## To be done
Comb through the entries for "grid" and pull out each line that holds it.

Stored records
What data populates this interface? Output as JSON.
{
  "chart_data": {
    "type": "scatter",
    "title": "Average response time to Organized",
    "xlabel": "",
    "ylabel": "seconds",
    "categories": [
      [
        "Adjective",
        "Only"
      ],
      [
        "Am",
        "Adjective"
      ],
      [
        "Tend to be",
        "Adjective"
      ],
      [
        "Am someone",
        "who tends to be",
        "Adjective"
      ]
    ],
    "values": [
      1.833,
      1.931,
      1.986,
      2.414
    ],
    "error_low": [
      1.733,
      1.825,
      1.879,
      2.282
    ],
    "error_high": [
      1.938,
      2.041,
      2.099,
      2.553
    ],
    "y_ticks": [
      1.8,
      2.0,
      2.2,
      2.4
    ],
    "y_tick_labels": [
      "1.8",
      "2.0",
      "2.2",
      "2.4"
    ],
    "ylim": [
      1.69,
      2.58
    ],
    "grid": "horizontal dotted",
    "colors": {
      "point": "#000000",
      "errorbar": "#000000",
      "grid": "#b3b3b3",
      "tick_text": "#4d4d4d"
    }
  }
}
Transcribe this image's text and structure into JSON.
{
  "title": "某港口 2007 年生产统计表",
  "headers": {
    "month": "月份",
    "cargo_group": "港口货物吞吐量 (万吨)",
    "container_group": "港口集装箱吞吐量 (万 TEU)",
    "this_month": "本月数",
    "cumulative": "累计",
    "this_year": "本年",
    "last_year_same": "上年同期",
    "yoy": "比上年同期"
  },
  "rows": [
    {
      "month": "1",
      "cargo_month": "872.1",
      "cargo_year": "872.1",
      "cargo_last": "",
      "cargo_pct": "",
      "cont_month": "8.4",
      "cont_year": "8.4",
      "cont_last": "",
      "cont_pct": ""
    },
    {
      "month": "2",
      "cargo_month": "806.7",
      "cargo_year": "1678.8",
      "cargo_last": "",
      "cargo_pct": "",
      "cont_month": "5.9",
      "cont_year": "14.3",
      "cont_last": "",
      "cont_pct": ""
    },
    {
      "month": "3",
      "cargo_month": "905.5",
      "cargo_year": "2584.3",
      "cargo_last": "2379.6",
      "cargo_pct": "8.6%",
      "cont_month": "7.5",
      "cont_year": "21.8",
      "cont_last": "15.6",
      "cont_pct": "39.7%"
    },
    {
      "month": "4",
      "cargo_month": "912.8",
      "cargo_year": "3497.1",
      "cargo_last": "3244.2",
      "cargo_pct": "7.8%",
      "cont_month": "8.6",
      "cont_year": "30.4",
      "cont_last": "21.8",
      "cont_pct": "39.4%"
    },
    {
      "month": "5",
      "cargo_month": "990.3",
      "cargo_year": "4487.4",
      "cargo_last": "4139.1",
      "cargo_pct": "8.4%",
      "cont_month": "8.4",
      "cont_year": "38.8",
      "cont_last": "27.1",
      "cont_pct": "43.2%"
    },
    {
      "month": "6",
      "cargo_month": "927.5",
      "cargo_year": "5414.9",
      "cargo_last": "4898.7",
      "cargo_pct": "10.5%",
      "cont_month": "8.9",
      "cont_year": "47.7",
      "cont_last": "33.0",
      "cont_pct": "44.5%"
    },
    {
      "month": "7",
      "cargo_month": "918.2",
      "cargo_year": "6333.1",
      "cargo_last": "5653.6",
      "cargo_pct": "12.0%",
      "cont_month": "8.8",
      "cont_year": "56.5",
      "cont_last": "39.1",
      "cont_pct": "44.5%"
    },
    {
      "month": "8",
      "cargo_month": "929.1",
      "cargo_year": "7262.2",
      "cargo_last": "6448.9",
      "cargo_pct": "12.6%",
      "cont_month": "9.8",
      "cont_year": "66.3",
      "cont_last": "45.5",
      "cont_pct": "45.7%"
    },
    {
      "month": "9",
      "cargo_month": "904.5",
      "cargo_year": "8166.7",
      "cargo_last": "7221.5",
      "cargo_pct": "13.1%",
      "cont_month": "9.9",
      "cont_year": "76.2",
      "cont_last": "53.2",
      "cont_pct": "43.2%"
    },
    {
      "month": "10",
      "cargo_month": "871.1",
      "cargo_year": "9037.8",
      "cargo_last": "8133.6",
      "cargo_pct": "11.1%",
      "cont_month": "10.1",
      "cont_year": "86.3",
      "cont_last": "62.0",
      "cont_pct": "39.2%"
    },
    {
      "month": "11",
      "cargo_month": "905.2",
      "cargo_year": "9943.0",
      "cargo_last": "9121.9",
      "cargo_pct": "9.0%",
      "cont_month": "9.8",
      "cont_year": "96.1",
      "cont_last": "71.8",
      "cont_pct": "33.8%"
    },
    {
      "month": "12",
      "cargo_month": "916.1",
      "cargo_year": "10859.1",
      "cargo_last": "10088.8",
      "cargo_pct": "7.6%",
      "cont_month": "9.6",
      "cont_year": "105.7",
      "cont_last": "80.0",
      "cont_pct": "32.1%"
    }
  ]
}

## Written response
    "grid": "horizontal dotted",
      "grid": "#b3b3b3",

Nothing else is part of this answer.